• MATERIAL SUPPLIED:
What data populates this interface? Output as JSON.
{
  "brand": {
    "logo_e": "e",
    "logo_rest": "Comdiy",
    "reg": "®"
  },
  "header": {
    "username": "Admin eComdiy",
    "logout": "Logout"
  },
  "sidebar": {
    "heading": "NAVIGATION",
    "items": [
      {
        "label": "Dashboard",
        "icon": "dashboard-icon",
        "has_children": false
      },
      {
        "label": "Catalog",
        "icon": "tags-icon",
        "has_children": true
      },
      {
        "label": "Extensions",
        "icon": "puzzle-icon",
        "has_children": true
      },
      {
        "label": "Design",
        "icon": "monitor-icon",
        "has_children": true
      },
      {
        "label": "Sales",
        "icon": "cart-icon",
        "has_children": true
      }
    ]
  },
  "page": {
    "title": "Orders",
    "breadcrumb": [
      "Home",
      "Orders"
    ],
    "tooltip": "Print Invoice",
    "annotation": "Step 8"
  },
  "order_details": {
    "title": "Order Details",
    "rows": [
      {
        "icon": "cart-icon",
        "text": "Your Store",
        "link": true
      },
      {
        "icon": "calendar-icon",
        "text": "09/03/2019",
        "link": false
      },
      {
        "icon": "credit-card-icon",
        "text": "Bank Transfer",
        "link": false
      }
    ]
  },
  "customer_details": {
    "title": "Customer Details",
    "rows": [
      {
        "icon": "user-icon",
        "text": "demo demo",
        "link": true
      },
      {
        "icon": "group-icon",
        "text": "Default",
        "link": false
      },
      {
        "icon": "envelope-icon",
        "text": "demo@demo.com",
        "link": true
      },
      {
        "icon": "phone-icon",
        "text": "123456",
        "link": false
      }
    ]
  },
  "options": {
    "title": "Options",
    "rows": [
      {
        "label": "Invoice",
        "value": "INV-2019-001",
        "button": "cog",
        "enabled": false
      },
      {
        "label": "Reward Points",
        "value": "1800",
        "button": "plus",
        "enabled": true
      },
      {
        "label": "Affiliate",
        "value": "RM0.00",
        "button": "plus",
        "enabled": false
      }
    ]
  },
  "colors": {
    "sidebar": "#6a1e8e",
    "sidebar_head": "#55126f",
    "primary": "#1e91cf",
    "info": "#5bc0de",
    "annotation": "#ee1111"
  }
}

• EXERCISE DIRECTIONS:
Take the lines above and retype all of them exactly.

• EXERCISE OUTPUT:
What data populates this interface? Output as JSON.
{
  "brand": {
    "logo_e": "e",
    "logo_rest": "Comdiy",
    "reg": "®"
  },
  "header": {
    "username": "Admin eComdiy",
    "logout": "Logout"
  },
  "sidebar": {
    "heading": "NAVIGATION",
    "items": [
      {
        "label": "Dashboard",
        "icon": "dashboard-icon",
        "has_children": false
      },
      {
        "label": "Catalog",
        "icon": "tags-icon",
        "has_children": true
      },
      {
        "label": "Extensions",
        "icon": "puzzle-icon",
        "has_children": true
      },
      {
        "label": "Design",
        "icon": "monitor-icon",
        "has_children": true
      },
      {
        "label": "Sales",
        "icon": "cart-icon",
        "has_children": true
      }
    ]
  },
  "page": {
    "title": "Orders",
    "breadcrumb": [
      "Home",
      "Orders"
    ],
    "tooltip": "Print Invoice",
    "annotation": "Step 8"
  },
  "order_details": {
    "title": "Order Details",
    "rows": [
      {
        "icon": "cart-icon",
        "text": "Your Store",
        "link": true
      },
      {
        "icon": "calendar-icon",
        "text": "09/03/2019",
        "link": false
      },
      {
        "icon": "credit-card-icon",
        "text": "Bank Transfer",
        "link": false
      }
    ]
  },
  "customer_details": {
    "title": "Customer Details",
    "rows": [
      {
        "icon": "user-icon",
        "text": "demo demo",
        "link": true
      },
      {
        "icon": "group-icon",
        "text": "Default",
        "link": false
      },
      {
        "icon": "envelope-icon",
        "text": "demo@demo.com",
        "link": true
      },
      {
        "icon": "phone-icon",
        "text": "123456",
        "link": false
      }
    ]
  },
  "options": {
    "title": "Options",
    "rows": [
      {
        "label": "Invoice",
        "value": "INV-2019-001",
        "button": "cog",
        "enabled": false
      },
      {
        "label": "Reward Points",
        "value": "1800",
        "button": "plus",
        "enabled": true
      },
      {
        "label": "Affiliate",
        "value": "RM0.00",
        "button": "plus",
        "enabled": false
      }
    ]
  },
  "colors": {
    "sidebar": "#6a1e8e",
    "sidebar_head": "#55126f",
    "primary": "#1e91cf",
    "info": "#5bc0de",
    "annotation": "#ee1111"
  }
}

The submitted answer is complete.